[What is being asked]
Collect every line in the records below that contains the word "name".

Source records:
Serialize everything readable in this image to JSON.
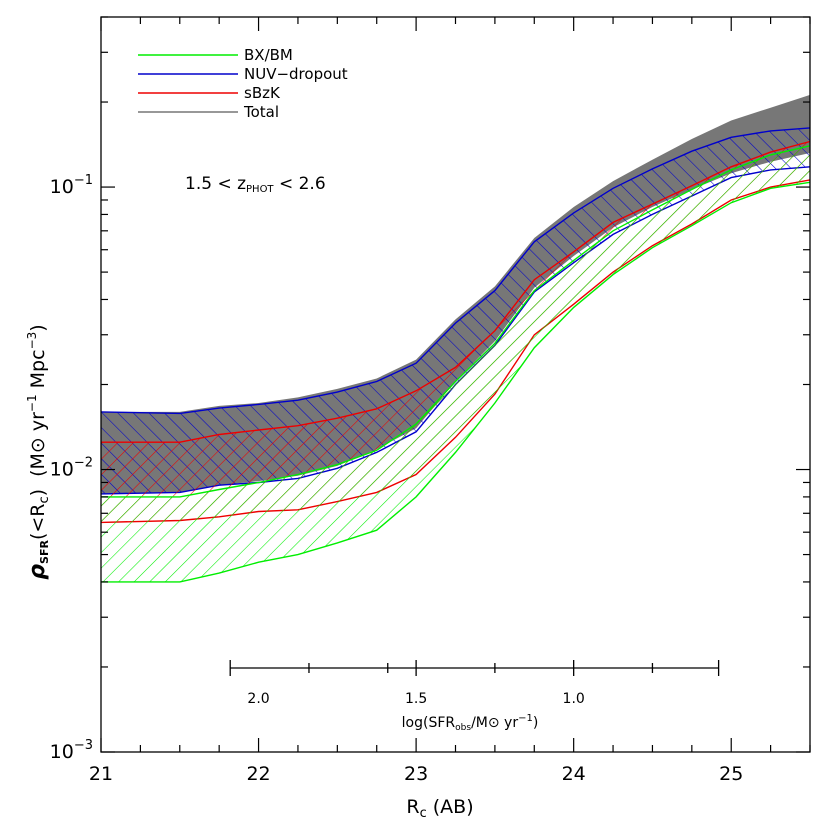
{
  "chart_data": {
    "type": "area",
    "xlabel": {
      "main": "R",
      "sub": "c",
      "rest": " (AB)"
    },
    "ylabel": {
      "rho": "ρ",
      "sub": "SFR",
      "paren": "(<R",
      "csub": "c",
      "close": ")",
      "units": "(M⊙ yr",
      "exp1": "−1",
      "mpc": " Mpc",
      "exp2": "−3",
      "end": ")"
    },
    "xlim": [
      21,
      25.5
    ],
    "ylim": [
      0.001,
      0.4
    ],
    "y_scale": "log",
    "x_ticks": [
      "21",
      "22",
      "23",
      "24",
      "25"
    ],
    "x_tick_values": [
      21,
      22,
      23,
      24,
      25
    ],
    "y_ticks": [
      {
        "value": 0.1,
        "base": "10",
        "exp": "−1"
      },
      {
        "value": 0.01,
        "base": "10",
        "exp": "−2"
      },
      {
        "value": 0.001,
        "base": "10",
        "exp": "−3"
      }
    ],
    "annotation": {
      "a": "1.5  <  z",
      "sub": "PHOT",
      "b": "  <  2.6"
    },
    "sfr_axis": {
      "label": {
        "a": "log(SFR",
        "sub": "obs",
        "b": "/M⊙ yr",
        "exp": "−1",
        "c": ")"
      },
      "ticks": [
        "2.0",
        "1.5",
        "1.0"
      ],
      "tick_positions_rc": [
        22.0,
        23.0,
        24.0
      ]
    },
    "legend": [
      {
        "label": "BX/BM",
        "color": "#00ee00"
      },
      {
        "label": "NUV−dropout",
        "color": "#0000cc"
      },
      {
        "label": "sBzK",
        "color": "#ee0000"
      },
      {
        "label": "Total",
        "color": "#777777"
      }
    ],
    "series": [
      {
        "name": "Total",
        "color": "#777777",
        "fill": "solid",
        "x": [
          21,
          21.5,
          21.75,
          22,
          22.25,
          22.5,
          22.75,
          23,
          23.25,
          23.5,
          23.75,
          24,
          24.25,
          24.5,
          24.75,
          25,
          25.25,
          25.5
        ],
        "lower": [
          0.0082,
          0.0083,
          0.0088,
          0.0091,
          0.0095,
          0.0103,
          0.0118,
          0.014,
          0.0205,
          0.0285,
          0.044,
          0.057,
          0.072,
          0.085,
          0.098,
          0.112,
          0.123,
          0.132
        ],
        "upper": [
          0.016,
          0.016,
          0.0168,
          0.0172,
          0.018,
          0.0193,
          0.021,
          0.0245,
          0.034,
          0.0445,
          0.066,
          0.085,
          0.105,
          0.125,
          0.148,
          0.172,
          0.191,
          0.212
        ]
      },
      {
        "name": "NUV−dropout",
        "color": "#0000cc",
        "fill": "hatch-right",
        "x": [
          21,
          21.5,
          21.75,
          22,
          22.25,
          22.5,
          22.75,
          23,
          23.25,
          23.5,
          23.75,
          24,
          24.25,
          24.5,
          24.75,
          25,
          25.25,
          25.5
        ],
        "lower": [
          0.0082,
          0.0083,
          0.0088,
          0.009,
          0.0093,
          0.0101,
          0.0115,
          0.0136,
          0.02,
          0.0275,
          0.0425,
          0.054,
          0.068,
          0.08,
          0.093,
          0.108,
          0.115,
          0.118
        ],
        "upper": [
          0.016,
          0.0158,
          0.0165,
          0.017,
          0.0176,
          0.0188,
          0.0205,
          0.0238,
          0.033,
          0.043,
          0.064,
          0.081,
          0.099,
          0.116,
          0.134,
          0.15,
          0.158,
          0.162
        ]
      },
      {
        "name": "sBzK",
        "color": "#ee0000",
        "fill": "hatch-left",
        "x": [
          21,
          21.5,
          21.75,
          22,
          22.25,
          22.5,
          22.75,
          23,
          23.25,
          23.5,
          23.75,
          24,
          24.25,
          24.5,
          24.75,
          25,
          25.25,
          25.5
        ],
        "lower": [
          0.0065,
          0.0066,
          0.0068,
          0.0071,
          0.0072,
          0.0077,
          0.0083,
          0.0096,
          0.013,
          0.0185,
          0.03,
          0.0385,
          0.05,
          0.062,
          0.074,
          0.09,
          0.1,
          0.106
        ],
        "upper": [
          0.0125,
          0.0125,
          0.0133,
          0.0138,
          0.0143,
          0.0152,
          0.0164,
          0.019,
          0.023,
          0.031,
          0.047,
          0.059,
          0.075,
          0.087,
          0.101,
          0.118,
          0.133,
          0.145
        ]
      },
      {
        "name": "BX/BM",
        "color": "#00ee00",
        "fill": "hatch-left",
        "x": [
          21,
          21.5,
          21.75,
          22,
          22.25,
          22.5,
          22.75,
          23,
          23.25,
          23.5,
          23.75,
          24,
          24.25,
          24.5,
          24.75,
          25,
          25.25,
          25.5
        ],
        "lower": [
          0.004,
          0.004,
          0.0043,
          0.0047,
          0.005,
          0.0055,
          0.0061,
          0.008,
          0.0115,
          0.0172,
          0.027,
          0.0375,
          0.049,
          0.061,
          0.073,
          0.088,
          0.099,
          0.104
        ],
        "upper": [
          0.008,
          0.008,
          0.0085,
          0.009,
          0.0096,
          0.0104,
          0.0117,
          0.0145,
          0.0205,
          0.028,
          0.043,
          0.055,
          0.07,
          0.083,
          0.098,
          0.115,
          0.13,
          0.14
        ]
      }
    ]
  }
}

==

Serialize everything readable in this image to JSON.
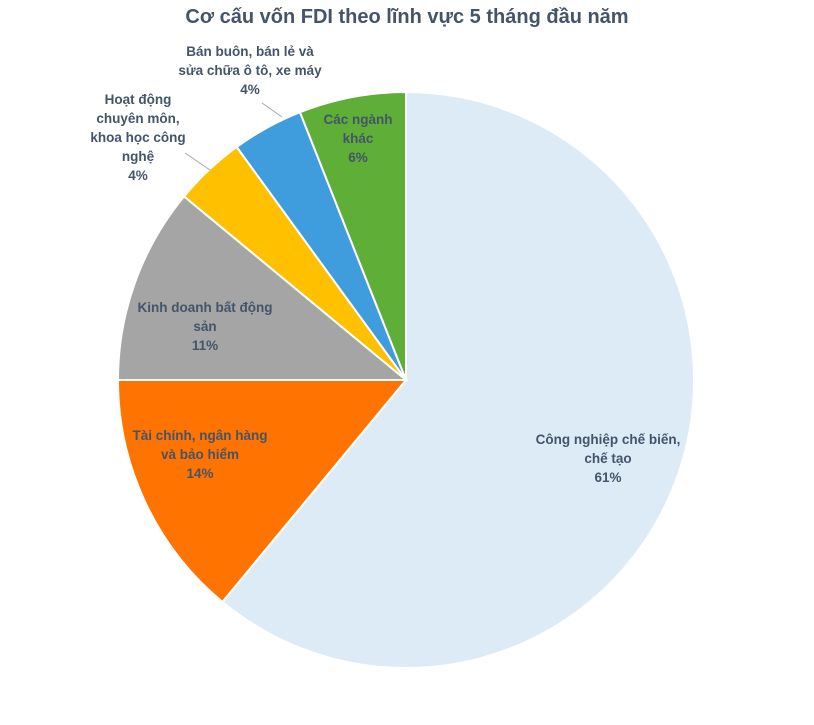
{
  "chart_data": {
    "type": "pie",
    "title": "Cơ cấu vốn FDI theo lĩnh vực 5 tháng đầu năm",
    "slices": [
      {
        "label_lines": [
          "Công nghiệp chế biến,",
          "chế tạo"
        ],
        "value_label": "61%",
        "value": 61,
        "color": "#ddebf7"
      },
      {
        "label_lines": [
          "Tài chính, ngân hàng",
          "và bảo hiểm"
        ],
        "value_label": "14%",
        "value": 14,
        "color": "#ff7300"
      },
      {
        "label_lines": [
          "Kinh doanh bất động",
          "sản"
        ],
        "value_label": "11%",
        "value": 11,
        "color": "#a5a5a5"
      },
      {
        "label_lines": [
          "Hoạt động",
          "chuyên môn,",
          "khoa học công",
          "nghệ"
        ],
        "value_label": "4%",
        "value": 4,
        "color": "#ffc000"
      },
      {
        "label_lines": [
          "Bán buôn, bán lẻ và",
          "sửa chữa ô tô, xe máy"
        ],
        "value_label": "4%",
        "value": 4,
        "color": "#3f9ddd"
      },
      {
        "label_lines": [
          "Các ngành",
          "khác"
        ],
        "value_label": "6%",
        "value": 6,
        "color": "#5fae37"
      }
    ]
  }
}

[Answer to the task]
        "name": "Total",
        "name": "NUV−dropout",
        "name": "sBzK",
        "name": "BX/BM",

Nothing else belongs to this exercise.